▶ DATASET ENTRIES
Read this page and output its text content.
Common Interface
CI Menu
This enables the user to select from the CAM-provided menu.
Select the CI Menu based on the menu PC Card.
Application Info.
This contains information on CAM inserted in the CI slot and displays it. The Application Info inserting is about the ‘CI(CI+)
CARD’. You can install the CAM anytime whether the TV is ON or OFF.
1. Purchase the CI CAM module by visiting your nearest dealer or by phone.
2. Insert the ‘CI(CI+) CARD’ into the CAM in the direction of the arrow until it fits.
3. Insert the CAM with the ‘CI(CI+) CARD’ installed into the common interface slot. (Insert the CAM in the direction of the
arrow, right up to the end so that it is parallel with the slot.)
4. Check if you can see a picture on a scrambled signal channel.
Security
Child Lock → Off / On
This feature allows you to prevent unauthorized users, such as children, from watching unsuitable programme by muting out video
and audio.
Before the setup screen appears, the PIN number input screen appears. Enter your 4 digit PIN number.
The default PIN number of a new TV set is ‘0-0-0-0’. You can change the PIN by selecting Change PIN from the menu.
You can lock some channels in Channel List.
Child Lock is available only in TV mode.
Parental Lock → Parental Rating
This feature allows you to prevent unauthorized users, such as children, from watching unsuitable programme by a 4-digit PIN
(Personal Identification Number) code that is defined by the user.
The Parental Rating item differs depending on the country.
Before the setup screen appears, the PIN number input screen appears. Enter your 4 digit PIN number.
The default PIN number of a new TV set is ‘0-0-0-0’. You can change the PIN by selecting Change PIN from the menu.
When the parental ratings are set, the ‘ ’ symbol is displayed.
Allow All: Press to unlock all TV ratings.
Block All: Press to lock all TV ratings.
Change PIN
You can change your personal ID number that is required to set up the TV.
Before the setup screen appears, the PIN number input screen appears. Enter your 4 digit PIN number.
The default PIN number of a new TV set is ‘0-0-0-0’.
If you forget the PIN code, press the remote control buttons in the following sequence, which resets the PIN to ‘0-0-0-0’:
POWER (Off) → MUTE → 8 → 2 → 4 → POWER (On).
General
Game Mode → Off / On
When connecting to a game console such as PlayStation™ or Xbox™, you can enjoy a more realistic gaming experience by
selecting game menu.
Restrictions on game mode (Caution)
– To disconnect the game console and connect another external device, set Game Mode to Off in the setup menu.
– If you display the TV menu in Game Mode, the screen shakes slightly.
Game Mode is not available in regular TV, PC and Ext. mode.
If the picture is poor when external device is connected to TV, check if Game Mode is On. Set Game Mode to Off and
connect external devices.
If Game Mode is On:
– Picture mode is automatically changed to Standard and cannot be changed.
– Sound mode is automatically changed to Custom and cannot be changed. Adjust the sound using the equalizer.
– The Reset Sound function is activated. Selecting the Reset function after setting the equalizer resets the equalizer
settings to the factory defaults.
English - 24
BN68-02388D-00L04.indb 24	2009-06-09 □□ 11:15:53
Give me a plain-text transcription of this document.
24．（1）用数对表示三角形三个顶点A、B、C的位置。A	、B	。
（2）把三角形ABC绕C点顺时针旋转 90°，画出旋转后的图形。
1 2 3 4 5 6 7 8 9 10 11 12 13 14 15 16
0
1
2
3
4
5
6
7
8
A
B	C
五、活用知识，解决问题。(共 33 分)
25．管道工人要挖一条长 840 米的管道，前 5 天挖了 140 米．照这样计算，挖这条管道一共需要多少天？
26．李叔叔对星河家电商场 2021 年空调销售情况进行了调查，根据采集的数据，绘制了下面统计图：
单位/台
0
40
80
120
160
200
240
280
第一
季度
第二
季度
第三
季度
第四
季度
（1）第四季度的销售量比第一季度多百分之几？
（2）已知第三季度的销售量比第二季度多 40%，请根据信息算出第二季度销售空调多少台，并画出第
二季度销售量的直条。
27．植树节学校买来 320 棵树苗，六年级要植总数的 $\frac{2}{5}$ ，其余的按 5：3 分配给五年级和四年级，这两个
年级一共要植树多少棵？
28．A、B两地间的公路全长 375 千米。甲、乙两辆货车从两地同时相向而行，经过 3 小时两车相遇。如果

▶ SET PROBLEM
Transcribe every entry verbatim.

▶ FINISHED EXERCISE
Read this page and output its text content.
Common Interface
CI Menu
This enables the user to select from the CAM-provided menu.
Select the CI Menu based on the menu PC Card.
Application Info.
This contains information on CAM inserted in the CI slot and displays it. The Application Info inserting is about the ‘CI(CI+)
CARD’. You can install the CAM anytime whether the TV is ON or OFF.
1. Purchase the CI CAM module by visiting your nearest dealer or by phone.
2. Insert the ‘CI(CI+) CARD’ into the CAM in the direction of the arrow until it fits.
3. Insert the CAM with the ‘CI(CI+) CARD’ installed into the common interface slot. (Insert the CAM in the direction of the
arrow, right up to the end so that it is parallel with the slot.)
4. Check if you can see a picture on a scrambled signal channel.
Security
Child Lock → Off / On
This feature allows you to prevent unauthorized users, such as children, from watching unsuitable programme by muting out video
and audio.
Before the setup screen appears, the PIN number input screen appears. Enter your 4 digit PIN number.
The default PIN number of a new TV set is ‘0-0-0-0’. You can change the PIN by selecting Change PIN from the menu.
You can lock some channels in Channel List.
Child Lock is available only in TV mode.
Parental Lock → Parental Rating
This feature allows you to prevent unauthorized users, such as children, from watching unsuitable programme by a 4-digit PIN
(Personal Identification Number) code that is defined by the user.
The Parental Rating item differs depending on the country.
Before the setup screen appears, the PIN number input screen appears. Enter your 4 digit PIN number.
The default PIN number of a new TV set is ‘0-0-0-0’. You can change the PIN by selecting Change PIN from the menu.
When the parental ratings are set, the ‘ ’ symbol is displayed.
Allow All: Press to unlock all TV ratings.
Block All: Press to lock all TV ratings.
Change PIN
You can change your personal ID number that is required to set up the TV.
Before the setup screen appears, the PIN number input screen appears. Enter your 4 digit PIN number.
The default PIN number of a new TV set is ‘0-0-0-0’.
If you forget the PIN code, press the remote control buttons in the following sequence, which resets the PIN to ‘0-0-0-0’:
POWER (Off) → MUTE → 8 → 2 → 4 → POWER (On).
General
Game Mode → Off / On
When connecting to a game console such as PlayStation™ or Xbox™, you can enjoy a more realistic gaming experience by
selecting game menu.
Restrictions on game mode (Caution)
– To disconnect the game console and connect another external device, set Game Mode to Off in the setup menu.
– If you display the TV menu in Game Mode, the screen shakes slightly.
Game Mode is not available in regular TV, PC and Ext. mode.
If the picture is poor when external device is connected to TV, check if Game Mode is On. Set Game Mode to Off and
connect external devices.
If Game Mode is On:
– Picture mode is automatically changed to Standard and cannot be changed.
– Sound mode is automatically changed to Custom and cannot be changed. Adjust the sound using the equalizer.
– The Reset Sound function is activated. Selecting the Reset function after setting the equalizer resets the equalizer
settings to the factory defaults.
English - 24
BN68-02388D-00L04.indb 24	2009-06-09 □□ 11:15:53
Give me a plain-text transcription of this document.
24．（1）用数对表示三角形三个顶点A、B、C的位置。A	、B	。
（2）把三角形ABC绕C点顺时针旋转 90°，画出旋转后的图形。
1 2 3 4 5 6 7 8 9 10 11 12 13 14 15 16
0
1
2
3
4
5
6
7
8
A
B	C
五、活用知识，解决问题。(共 33 分)
25．管道工人要挖一条长 840 米的管道，前 5 天挖了 140 米．照这样计算，挖这条管道一共需要多少天？
26．李叔叔对星河家电商场 2021 年空调销售情况进行了调查，根据采集的数据，绘制了下面统计图：
单位/台
0
40
80
120
160
200
240
280
第一
季度
第二
季度
第三
季度
第四
季度
（1）第四季度的销售量比第一季度多百分之几？
（2）已知第三季度的销售量比第二季度多 40%，请根据信息算出第二季度销售空调多少台，并画出第
二季度销售量的直条。
27．植树节学校买来 320 棵树苗，六年级要植总数的 $\frac{2}{5}$ ，其余的按 5：3 分配给五年级和四年级，这两个
年级一共要植树多少棵？
28．A、B两地间的公路全长 375 千米。甲、乙两辆货车从两地同时相向而行，经过 3 小时两车相遇。如果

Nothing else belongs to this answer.